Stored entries
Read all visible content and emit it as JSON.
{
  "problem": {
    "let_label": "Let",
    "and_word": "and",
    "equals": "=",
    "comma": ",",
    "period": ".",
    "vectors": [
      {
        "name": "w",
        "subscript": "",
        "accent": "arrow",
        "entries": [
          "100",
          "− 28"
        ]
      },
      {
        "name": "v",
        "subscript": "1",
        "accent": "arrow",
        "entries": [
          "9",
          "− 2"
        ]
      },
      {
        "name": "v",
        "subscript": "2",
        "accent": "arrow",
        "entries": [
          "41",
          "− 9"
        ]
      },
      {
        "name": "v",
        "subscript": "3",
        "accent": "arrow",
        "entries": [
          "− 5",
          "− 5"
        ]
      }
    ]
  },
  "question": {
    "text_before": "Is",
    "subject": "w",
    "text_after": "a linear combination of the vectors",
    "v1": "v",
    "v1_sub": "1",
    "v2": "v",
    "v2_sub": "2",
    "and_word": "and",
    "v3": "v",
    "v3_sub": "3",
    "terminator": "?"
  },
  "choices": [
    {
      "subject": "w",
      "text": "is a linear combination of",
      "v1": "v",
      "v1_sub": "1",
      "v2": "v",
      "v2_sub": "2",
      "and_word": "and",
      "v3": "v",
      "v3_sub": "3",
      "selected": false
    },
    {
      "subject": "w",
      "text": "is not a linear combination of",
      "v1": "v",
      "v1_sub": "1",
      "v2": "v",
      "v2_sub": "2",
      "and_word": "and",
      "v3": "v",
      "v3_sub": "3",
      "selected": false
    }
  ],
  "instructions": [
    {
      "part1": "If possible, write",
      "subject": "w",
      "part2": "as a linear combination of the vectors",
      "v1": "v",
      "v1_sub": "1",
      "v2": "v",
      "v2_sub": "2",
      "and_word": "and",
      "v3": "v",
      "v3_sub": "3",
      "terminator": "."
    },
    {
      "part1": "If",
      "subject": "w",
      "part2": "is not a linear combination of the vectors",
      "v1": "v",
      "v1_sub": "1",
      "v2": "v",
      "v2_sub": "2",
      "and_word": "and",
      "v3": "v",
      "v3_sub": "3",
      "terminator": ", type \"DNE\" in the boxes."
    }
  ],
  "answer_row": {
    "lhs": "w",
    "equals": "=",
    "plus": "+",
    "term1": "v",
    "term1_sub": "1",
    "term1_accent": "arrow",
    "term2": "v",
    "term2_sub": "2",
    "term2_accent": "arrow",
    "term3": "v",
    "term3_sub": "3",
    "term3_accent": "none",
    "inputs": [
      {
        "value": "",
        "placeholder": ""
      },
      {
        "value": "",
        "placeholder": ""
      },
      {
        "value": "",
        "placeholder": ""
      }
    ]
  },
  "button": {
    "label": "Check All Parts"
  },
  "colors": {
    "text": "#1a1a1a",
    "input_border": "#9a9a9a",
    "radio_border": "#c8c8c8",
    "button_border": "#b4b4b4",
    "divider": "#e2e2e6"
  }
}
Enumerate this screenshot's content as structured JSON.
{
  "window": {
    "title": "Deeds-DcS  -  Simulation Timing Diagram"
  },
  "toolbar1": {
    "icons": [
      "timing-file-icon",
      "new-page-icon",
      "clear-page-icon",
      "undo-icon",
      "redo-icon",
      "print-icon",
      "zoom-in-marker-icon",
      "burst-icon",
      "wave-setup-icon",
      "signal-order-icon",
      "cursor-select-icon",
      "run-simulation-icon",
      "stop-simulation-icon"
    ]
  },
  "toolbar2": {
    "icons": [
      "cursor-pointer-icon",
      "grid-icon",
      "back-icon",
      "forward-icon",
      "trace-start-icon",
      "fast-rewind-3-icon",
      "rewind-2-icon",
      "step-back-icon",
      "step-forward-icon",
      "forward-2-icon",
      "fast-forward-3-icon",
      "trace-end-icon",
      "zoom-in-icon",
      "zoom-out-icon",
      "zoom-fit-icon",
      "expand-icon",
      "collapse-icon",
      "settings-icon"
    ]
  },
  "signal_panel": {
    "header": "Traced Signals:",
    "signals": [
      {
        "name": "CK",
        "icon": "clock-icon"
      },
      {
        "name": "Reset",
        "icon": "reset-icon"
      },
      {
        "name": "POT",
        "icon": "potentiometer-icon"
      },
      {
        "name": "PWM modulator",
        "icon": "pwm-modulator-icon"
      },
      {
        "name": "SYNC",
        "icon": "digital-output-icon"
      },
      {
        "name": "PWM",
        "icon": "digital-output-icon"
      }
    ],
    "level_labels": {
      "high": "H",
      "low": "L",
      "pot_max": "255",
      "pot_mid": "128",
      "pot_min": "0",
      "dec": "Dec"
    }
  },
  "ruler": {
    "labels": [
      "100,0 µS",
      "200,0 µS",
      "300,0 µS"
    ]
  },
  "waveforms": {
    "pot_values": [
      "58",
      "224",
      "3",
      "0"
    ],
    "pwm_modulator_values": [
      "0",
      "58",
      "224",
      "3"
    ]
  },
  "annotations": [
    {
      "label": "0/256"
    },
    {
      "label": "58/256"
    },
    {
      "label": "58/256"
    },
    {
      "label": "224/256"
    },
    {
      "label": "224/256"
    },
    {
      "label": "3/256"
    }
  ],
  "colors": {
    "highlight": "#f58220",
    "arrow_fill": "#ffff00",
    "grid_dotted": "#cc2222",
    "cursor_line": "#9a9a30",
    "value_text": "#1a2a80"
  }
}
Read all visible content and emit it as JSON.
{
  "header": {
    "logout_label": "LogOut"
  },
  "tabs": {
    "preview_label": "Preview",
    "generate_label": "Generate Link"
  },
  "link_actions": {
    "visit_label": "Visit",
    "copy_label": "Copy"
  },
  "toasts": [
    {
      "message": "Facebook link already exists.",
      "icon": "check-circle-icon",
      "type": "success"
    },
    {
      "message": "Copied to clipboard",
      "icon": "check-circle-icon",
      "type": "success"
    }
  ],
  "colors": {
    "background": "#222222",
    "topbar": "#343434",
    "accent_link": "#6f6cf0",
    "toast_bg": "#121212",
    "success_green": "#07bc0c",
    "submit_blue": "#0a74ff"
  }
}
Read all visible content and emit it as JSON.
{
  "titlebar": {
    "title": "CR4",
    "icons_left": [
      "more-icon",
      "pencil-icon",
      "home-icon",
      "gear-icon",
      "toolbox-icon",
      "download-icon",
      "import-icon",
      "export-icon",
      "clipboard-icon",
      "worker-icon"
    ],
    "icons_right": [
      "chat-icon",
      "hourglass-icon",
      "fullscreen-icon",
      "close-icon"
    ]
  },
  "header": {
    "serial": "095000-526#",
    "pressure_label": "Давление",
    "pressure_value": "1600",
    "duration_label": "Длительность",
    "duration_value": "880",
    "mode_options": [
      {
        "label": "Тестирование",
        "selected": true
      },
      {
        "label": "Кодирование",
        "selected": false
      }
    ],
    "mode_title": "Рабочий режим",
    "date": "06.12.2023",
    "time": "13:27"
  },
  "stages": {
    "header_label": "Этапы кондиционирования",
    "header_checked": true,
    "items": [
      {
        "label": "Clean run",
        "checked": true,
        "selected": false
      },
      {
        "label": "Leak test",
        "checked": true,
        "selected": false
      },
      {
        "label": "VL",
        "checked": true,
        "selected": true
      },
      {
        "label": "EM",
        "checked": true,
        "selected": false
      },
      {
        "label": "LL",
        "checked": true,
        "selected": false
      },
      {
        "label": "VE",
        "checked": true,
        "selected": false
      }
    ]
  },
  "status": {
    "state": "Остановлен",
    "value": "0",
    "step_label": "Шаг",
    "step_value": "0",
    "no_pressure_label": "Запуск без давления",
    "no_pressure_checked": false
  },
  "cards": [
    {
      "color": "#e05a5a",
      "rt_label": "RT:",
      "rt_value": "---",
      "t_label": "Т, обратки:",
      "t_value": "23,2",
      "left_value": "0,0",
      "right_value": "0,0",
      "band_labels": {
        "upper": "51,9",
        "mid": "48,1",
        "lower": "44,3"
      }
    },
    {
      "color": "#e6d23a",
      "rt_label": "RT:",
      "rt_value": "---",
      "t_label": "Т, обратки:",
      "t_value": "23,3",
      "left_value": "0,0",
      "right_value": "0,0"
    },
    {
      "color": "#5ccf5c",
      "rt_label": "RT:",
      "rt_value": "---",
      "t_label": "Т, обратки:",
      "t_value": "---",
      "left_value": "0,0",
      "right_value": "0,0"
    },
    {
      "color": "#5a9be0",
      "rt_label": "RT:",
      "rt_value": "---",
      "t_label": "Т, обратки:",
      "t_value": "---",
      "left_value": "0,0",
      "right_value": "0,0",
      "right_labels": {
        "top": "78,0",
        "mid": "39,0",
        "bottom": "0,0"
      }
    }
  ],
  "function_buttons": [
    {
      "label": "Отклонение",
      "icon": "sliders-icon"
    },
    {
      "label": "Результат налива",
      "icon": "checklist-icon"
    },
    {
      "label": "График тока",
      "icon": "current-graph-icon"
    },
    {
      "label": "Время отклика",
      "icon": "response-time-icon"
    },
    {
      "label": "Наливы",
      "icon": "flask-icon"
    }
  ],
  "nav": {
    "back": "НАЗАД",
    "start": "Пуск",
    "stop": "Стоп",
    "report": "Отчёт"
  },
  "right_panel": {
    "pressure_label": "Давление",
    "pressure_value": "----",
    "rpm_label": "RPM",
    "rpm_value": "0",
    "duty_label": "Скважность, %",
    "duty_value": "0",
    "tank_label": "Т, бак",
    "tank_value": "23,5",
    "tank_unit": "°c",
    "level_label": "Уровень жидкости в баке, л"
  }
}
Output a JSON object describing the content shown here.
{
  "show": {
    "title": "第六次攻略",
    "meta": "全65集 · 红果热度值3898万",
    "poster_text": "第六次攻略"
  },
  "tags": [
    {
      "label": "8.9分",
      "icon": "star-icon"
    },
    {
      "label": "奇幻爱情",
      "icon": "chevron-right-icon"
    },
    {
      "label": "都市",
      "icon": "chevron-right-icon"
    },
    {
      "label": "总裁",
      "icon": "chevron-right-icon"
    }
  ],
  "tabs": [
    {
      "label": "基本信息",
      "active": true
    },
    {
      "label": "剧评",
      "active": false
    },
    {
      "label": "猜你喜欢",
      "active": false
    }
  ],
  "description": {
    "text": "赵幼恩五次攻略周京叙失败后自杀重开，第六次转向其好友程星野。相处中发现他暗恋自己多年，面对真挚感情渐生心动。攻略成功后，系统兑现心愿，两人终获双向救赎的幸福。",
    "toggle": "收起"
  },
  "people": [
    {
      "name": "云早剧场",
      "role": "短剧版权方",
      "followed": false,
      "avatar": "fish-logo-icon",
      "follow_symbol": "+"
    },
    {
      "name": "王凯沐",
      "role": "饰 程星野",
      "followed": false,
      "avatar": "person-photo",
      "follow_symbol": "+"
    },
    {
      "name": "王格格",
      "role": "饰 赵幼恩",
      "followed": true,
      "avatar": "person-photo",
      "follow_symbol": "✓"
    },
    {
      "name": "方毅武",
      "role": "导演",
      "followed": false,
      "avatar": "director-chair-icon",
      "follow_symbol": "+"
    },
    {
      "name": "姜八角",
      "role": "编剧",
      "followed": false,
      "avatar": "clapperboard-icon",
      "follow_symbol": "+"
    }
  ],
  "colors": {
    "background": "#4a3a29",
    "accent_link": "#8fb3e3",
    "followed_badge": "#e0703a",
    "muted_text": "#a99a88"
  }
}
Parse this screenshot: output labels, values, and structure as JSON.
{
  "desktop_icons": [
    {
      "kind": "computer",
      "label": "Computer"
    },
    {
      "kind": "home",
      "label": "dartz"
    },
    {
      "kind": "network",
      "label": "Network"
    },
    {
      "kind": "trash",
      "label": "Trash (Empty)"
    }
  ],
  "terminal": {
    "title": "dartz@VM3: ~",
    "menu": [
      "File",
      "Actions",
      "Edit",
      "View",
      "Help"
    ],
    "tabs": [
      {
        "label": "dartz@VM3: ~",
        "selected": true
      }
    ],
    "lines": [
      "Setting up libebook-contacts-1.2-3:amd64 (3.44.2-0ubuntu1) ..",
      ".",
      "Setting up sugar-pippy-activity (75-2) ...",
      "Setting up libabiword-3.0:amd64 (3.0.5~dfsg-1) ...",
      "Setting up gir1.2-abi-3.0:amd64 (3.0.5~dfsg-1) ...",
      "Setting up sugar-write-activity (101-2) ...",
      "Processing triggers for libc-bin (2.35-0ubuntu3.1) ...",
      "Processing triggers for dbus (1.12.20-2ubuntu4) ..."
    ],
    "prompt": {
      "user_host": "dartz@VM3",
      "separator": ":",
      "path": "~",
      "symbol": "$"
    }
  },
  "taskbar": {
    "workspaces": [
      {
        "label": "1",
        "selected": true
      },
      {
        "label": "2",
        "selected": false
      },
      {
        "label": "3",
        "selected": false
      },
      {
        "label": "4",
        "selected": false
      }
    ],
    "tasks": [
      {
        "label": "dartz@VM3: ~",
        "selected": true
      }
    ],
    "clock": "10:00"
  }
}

* **Your instructions**
Print from the line containing "Parse this screenshot: output" to the last line above, exactly as written.

* **Expected output**
Parse this screenshot: output labels, values, and structure as JSON.
{
  "desktop_icons": [
    {
      "kind": "computer",
      "label": "Computer"
    },
    {
      "kind": "home",
      "label": "dartz"
    },
    {
      "kind": "network",
      "label": "Network"
    },
    {
      "kind": "trash",
      "label": "Trash (Empty)"
    }
  ],
  "terminal": {
    "title": "dartz@VM3: ~",
    "menu": [
      "File",
      "Actions",
      "Edit",
      "View",
      "Help"
    ],
    "tabs": [
      {
        "label": "dartz@VM3: ~",
        "selected": true
      }
    ],
    "lines": [
      "Setting up libebook-contacts-1.2-3:amd64 (3.44.2-0ubuntu1) ..",
      ".",
      "Setting up sugar-pippy-activity (75-2) ...",
      "Setting up libabiword-3.0:amd64 (3.0.5~dfsg-1) ...",
      "Setting up gir1.2-abi-3.0:amd64 (3.0.5~dfsg-1) ...",
      "Setting up sugar-write-activity (101-2) ...",
      "Processing triggers for libc-bin (2.35-0ubuntu3.1) ...",
      "Processing triggers for dbus (1.12.20-2ubuntu4) ..."
    ],
    "prompt": {
      "user_host": "dartz@VM3",
      "separator": ":",
      "path": "~",
      "symbol": "$"
    }
  },
  "taskbar": {
    "workspaces": [
      {
        "label": "1",
        "selected": true
      },
      {
        "label": "2",
        "selected": false
      },
      {
        "label": "3",
        "selected": false
      },
      {
        "label": "4",
        "selected": false
      }
    ],
    "tasks": [
      {
        "label": "dartz@VM3: ~",
        "selected": true
      }
    ],
    "clock": "10:00"
  }
}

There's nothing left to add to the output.